◆ YOUR INSTRUCTIONS ◆
Copy the lines below word for word, from the first one down to the line containing "title-wrap <box>0 40 800 99</box>", with both ends included.

◆ INFORMATION SHOWN ◆
——————————

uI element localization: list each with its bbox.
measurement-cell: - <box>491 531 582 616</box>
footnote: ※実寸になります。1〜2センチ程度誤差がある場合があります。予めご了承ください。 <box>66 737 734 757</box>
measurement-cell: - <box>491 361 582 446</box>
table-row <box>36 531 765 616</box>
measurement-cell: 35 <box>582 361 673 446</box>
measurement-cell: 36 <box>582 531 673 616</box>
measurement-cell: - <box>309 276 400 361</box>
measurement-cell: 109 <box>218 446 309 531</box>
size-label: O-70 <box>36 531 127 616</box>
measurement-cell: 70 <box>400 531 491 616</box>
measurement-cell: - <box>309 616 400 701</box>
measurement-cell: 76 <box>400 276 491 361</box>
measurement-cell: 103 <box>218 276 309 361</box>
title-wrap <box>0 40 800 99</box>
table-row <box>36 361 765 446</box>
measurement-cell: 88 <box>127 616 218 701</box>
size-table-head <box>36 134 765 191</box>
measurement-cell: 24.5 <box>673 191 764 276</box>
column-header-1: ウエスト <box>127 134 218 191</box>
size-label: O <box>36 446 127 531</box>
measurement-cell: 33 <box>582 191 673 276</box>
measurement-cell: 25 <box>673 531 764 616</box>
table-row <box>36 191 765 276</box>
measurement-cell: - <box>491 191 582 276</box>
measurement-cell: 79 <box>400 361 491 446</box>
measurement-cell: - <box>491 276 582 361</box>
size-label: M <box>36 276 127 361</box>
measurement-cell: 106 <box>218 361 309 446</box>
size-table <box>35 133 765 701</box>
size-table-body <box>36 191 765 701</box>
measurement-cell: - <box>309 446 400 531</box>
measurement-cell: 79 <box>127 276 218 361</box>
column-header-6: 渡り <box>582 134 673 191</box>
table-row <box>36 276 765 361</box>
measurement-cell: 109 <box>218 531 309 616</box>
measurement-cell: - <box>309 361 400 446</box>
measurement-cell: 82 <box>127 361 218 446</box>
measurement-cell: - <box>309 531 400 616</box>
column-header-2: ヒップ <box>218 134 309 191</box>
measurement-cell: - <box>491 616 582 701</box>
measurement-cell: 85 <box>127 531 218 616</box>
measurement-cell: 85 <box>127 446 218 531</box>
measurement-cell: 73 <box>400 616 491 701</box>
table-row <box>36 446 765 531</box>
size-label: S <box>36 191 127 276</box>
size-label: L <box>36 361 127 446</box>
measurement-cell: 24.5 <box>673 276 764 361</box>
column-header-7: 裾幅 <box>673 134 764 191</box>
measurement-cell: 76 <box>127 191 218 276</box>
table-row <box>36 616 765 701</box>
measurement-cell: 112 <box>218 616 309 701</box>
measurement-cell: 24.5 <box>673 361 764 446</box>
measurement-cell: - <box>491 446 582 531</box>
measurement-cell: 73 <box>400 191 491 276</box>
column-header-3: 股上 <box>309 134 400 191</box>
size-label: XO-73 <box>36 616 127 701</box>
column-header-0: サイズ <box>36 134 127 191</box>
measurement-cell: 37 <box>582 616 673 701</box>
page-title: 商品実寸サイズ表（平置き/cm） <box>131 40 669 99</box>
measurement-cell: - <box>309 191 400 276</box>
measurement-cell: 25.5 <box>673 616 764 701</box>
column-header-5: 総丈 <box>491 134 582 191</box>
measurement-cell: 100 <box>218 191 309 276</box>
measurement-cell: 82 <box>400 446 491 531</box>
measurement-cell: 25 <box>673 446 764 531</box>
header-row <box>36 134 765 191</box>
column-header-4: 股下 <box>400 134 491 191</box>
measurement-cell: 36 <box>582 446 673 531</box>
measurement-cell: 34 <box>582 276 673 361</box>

——————————

◆ RESULT ◆
uI element localization: list each with its bbox.
measurement-cell: - <box>491 531 582 616</box>
footnote: ※実寸になります。1〜2センチ程度誤差がある場合があります。予めご了承ください。 <box>66 737 734 757</box>
measurement-cell: - <box>491 361 582 446</box>
table-row <box>36 531 765 616</box>
measurement-cell: 35 <box>582 361 673 446</box>
measurement-cell: 36 <box>582 531 673 616</box>
measurement-cell: - <box>309 276 400 361</box>
measurement-cell: 109 <box>218 446 309 531</box>
size-label: O-70 <box>36 531 127 616</box>
measurement-cell: 70 <box>400 531 491 616</box>
measurement-cell: - <box>309 616 400 701</box>
measurement-cell: 76 <box>400 276 491 361</box>
measurement-cell: 103 <box>218 276 309 361</box>
title-wrap <box>0 40 800 99</box>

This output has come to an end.